### [Supplied records]
----

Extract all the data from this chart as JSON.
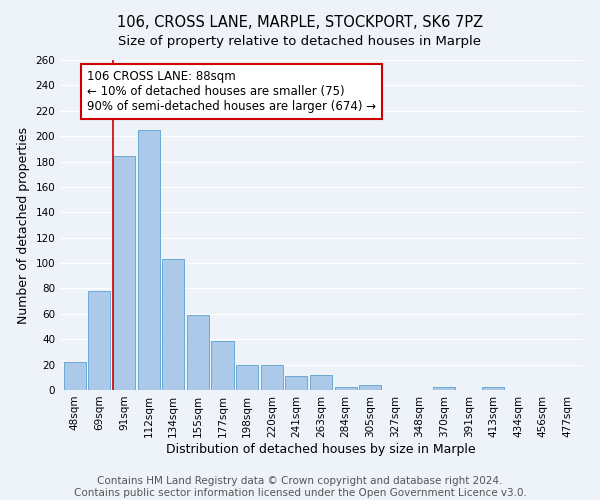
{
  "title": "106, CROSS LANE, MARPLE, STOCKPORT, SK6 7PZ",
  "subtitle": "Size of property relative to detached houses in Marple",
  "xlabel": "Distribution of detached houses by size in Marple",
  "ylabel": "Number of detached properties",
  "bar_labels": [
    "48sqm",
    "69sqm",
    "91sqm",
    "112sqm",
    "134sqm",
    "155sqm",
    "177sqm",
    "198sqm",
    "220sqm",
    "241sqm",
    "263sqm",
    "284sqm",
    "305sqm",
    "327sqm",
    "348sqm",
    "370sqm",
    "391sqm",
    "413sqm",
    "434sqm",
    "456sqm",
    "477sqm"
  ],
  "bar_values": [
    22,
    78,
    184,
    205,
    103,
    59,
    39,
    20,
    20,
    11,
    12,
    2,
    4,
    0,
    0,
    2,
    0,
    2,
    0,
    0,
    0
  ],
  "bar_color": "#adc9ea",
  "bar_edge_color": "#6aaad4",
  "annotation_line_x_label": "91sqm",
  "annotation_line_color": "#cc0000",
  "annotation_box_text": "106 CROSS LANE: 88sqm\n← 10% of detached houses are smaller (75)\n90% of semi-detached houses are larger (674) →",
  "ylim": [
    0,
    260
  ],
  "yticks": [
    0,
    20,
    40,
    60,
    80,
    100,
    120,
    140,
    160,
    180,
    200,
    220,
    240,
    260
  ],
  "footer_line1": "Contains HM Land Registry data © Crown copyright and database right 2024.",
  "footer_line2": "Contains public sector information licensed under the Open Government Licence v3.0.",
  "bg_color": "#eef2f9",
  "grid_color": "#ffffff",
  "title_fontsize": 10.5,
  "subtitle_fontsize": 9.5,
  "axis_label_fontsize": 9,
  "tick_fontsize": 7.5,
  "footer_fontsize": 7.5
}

----

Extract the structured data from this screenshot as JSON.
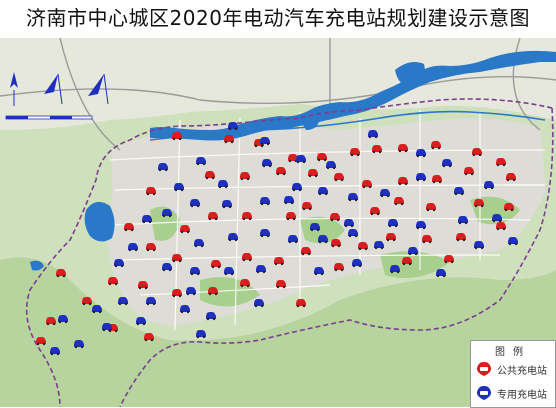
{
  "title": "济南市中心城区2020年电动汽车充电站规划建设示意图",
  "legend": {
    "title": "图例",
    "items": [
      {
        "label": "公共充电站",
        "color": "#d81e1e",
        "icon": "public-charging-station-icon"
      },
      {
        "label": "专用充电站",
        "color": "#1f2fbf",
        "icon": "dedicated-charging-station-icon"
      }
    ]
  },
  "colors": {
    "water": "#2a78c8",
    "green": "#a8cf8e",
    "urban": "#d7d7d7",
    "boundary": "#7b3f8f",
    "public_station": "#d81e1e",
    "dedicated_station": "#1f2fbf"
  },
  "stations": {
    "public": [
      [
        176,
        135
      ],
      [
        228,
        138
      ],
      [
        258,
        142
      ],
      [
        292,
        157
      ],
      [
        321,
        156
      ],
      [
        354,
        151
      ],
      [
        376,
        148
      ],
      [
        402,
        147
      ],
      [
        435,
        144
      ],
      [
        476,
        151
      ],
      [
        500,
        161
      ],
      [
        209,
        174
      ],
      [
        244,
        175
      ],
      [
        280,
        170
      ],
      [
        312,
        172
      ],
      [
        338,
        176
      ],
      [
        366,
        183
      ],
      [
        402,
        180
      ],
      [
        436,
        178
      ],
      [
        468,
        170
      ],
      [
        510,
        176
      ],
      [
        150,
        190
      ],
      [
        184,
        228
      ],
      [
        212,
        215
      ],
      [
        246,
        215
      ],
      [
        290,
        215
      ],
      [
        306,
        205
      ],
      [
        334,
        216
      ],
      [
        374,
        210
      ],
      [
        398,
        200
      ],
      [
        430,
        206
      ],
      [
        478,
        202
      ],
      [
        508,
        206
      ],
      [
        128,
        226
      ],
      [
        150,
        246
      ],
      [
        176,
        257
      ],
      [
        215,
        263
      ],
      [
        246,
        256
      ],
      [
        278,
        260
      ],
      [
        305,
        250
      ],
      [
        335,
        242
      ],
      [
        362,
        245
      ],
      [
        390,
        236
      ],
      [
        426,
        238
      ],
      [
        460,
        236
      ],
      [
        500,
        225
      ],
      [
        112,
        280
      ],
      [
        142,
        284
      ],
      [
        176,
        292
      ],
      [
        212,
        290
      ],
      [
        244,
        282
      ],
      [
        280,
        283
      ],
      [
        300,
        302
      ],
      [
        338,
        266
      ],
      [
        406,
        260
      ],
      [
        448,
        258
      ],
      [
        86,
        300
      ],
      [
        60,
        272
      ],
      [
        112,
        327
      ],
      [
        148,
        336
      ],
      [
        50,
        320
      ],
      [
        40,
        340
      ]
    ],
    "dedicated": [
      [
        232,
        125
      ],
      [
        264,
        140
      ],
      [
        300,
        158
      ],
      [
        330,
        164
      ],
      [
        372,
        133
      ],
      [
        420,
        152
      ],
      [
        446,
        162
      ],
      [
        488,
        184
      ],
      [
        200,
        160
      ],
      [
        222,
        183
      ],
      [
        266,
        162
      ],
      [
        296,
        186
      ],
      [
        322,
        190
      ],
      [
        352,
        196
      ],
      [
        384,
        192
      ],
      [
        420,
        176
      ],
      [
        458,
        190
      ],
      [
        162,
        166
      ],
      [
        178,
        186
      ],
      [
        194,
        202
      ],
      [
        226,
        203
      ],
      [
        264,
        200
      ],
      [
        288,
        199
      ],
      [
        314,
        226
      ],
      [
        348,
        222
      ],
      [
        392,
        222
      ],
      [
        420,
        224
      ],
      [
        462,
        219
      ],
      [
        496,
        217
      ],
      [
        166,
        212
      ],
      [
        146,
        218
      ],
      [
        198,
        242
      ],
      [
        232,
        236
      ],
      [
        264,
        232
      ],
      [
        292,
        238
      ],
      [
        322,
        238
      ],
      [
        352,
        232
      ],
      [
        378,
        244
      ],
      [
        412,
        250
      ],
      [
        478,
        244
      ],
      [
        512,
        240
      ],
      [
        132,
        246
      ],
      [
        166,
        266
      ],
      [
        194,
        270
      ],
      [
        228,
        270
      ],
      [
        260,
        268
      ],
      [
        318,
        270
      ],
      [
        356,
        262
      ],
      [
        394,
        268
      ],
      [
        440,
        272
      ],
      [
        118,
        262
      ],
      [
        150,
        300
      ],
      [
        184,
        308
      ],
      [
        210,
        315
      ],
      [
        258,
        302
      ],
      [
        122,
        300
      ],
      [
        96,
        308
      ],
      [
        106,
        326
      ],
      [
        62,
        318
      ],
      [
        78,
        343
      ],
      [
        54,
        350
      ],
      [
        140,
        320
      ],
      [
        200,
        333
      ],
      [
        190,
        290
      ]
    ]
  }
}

----

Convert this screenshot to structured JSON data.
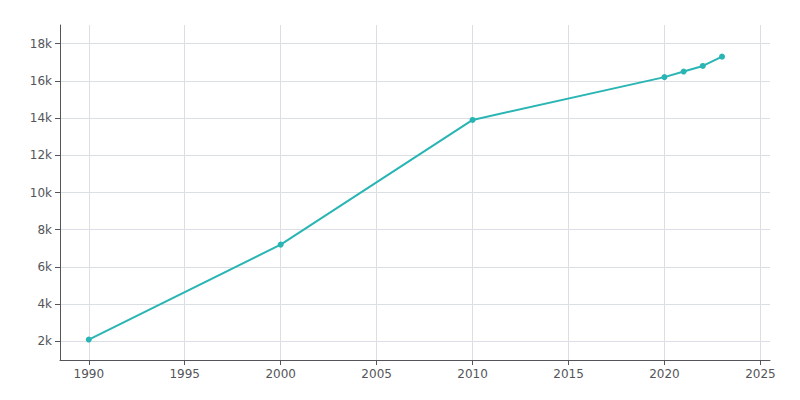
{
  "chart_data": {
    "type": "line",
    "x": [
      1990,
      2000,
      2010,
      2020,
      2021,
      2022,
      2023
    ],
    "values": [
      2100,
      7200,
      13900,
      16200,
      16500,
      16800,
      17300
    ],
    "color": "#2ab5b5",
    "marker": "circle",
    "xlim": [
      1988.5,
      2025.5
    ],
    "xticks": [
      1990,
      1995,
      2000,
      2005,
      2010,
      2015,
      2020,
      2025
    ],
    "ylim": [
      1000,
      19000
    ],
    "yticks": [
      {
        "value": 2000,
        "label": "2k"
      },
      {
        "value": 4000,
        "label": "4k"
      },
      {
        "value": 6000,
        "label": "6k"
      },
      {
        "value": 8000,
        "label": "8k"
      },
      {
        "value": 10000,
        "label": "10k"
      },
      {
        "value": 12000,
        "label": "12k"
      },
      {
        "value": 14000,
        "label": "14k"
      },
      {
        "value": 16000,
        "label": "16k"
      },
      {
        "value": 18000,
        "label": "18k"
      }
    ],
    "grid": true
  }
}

----

### [What you need to do]
Check every line of the data above for the string "screenshot", and copy those that have it.

### [The answer]
Extract the structured data from this screenshot as JSON.
Convert this screenshot to structured JSON data.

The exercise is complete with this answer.